◆ Problem to solve:
Transcribe all the records with complete accuracy.

☆ ☆ ☆ ☆ ☆

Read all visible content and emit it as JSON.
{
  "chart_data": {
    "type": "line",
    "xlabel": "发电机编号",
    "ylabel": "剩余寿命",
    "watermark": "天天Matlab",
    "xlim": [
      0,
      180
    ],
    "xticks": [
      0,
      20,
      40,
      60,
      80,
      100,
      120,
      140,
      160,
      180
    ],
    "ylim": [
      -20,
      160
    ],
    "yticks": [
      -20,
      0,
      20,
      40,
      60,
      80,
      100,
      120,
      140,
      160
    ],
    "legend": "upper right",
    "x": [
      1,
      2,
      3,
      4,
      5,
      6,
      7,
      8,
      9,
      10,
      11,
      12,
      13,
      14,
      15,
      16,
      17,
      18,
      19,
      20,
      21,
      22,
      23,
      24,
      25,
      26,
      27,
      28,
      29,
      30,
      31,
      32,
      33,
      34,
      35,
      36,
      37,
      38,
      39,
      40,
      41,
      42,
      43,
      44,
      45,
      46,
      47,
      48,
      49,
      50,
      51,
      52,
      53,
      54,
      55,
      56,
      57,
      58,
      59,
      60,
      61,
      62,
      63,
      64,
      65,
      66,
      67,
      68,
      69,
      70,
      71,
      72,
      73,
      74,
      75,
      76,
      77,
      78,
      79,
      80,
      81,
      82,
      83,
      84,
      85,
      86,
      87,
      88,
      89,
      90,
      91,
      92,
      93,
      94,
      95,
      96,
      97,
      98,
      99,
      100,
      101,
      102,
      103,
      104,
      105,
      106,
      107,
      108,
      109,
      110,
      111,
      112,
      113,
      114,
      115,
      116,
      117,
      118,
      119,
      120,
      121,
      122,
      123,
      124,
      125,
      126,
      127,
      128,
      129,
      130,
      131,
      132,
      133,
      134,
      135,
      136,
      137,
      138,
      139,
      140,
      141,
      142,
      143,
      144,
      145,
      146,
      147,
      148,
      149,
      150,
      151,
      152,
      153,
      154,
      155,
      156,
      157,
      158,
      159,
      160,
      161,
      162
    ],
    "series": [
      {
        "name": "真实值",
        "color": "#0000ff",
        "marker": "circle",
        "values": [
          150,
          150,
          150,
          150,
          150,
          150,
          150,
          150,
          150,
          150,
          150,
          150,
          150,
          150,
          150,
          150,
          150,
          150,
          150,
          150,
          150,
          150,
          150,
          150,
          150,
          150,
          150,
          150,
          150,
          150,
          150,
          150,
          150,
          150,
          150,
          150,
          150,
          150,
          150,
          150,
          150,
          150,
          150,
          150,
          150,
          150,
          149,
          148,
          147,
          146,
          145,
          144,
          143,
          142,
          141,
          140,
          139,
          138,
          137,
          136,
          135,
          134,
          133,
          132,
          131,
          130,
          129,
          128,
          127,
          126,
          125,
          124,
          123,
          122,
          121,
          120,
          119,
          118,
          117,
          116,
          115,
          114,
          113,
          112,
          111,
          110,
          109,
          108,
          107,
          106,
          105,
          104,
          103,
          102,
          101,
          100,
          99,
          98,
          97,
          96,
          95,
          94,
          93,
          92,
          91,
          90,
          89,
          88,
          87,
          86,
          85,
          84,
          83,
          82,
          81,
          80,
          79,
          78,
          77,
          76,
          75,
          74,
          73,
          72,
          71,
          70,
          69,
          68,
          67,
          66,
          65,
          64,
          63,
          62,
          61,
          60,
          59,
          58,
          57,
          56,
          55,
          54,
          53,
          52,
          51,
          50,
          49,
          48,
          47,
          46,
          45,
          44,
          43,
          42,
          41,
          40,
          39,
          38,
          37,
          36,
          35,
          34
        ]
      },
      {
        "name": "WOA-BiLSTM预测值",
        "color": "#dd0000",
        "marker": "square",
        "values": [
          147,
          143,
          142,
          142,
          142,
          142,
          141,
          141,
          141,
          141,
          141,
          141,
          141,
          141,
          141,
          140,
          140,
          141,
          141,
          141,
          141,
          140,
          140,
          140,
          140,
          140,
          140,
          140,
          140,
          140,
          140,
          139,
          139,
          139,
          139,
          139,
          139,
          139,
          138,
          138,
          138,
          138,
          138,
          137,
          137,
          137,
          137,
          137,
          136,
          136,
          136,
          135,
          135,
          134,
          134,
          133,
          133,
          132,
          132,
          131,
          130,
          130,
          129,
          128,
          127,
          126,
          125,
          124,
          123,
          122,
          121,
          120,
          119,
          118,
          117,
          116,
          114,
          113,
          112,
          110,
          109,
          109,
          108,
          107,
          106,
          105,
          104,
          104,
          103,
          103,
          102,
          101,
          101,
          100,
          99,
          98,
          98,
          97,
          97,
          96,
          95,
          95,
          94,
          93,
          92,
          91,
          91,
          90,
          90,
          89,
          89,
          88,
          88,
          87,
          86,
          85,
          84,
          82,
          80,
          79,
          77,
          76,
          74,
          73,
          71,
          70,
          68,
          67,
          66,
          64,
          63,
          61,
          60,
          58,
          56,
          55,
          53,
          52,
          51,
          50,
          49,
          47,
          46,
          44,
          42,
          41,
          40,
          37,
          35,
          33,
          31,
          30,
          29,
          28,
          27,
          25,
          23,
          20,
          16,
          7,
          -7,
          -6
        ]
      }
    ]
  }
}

☆ ☆ ☆ ☆ ☆

◆ The result:
Read all visible content and emit it as JSON.
{
  "chart_data": {
    "type": "line",
    "xlabel": "发电机编号",
    "ylabel": "剩余寿命",
    "watermark": "天天Matlab",
    "xlim": [
      0,
      180
    ],
    "xticks": [
      0,
      20,
      40,
      60,
      80,
      100,
      120,
      140,
      160,
      180
    ],
    "ylim": [
      -20,
      160
    ],
    "yticks": [
      -20,
      0,
      20,
      40,
      60,
      80,
      100,
      120,
      140,
      160
    ],
    "legend": "upper right",
    "x": [
      1,
      2,
      3,
      4,
      5,
      6,
      7,
      8,
      9,
      10,
      11,
      12,
      13,
      14,
      15,
      16,
      17,
      18,
      19,
      20,
      21,
      22,
      23,
      24,
      25,
      26,
      27,
      28,
      29,
      30,
      31,
      32,
      33,
      34,
      35,
      36,
      37,
      38,
      39,
      40,
      41,
      42,
      43,
      44,
      45,
      46,
      47,
      48,
      49,
      50,
      51,
      52,
      53,
      54,
      55,
      56,
      57,
      58,
      59,
      60,
      61,
      62,
      63,
      64,
      65,
      66,
      67,
      68,
      69,
      70,
      71,
      72,
      73,
      74,
      75,
      76,
      77,
      78,
      79,
      80,
      81,
      82,
      83,
      84,
      85,
      86,
      87,
      88,
      89,
      90,
      91,
      92,
      93,
      94,
      95,
      96,
      97,
      98,
      99,
      100,
      101,
      102,
      103,
      104,
      105,
      106,
      107,
      108,
      109,
      110,
      111,
      112,
      113,
      114,
      115,
      116,
      117,
      118,
      119,
      120,
      121,
      122,
      123,
      124,
      125,
      126,
      127,
      128,
      129,
      130,
      131,
      132,
      133,
      134,
      135,
      136,
      137,
      138,
      139,
      140,
      141,
      142,
      143,
      144,
      145,
      146,
      147,
      148,
      149,
      150,
      151,
      152,
      153,
      154,
      155,
      156,
      157,
      158,
      159,
      160,
      161,
      162
    ],
    "series": [
      {
        "name": "真实值",
        "color": "#0000ff",
        "marker": "circle",
        "values": [
          150,
          150,
          150,
          150,
          150,
          150,
          150,
          150,
          150,
          150,
          150,
          150,
          150,
          150,
          150,
          150,
          150,
          150,
          150,
          150,
          150,
          150,
          150,
          150,
          150,
          150,
          150,
          150,
          150,
          150,
          150,
          150,
          150,
          150,
          150,
          150,
          150,
          150,
          150,
          150,
          150,
          150,
          150,
          150,
          150,
          150,
          149,
          148,
          147,
          146,
          145,
          144,
          143,
          142,
          141,
          140,
          139,
          138,
          137,
          136,
          135,
          134,
          133,
          132,
          131,
          130,
          129,
          128,
          127,
          126,
          125,
          124,
          123,
          122,
          121,
          120,
          119,
          118,
          117,
          116,
          115,
          114,
          113,
          112,
          111,
          110,
          109,
          108,
          107,
          106,
          105,
          104,
          103,
          102,
          101,
          100,
          99,
          98,
          97,
          96,
          95,
          94,
          93,
          92,
          91,
          90,
          89,
          88,
          87,
          86,
          85,
          84,
          83,
          82,
          81,
          80,
          79,
          78,
          77,
          76,
          75,
          74,
          73,
          72,
          71,
          70,
          69,
          68,
          67,
          66,
          65,
          64,
          63,
          62,
          61,
          60,
          59,
          58,
          57,
          56,
          55,
          54,
          53,
          52,
          51,
          50,
          49,
          48,
          47,
          46,
          45,
          44,
          43,
          42,
          41,
          40,
          39,
          38,
          37,
          36,
          35,
          34
        ]
      },
      {
        "name": "WOA-BiLSTM预测值",
        "color": "#dd0000",
        "marker": "square",
        "values": [
          147,
          143,
          142,
          142,
          142,
          142,
          141,
          141,
          141,
          141,
          141,
          141,
          141,
          141,
          141,
          140,
          140,
          141,
          141,
          141,
          141,
          140,
          140,
          140,
          140,
          140,
          140,
          140,
          140,
          140,
          140,
          139,
          139,
          139,
          139,
          139,
          139,
          139,
          138,
          138,
          138,
          138,
          138,
          137,
          137,
          137,
          137,
          137,
          136,
          136,
          136,
          135,
          135,
          134,
          134,
          133,
          133,
          132,
          132,
          131,
          130,
          130,
          129,
          128,
          127,
          126,
          125,
          124,
          123,
          122,
          121,
          120,
          119,
          118,
          117,
          116,
          114,
          113,
          112,
          110,
          109,
          109,
          108,
          107,
          106,
          105,
          104,
          104,
          103,
          103,
          102,
          101,
          101,
          100,
          99,
          98,
          98,
          97,
          97,
          96,
          95,
          95,
          94,
          93,
          92,
          91,
          91,
          90,
          90,
          89,
          89,
          88,
          88,
          87,
          86,
          85,
          84,
          82,
          80,
          79,
          77,
          76,
          74,
          73,
          71,
          70,
          68,
          67,
          66,
          64,
          63,
          61,
          60,
          58,
          56,
          55,
          53,
          52,
          51,
          50,
          49,
          47,
          46,
          44,
          42,
          41,
          40,
          37,
          35,
          33,
          31,
          30,
          29,
          28,
          27,
          25,
          23,
          20,
          16,
          7,
          -7,
          -6
        ]
      }
    ]
  }
}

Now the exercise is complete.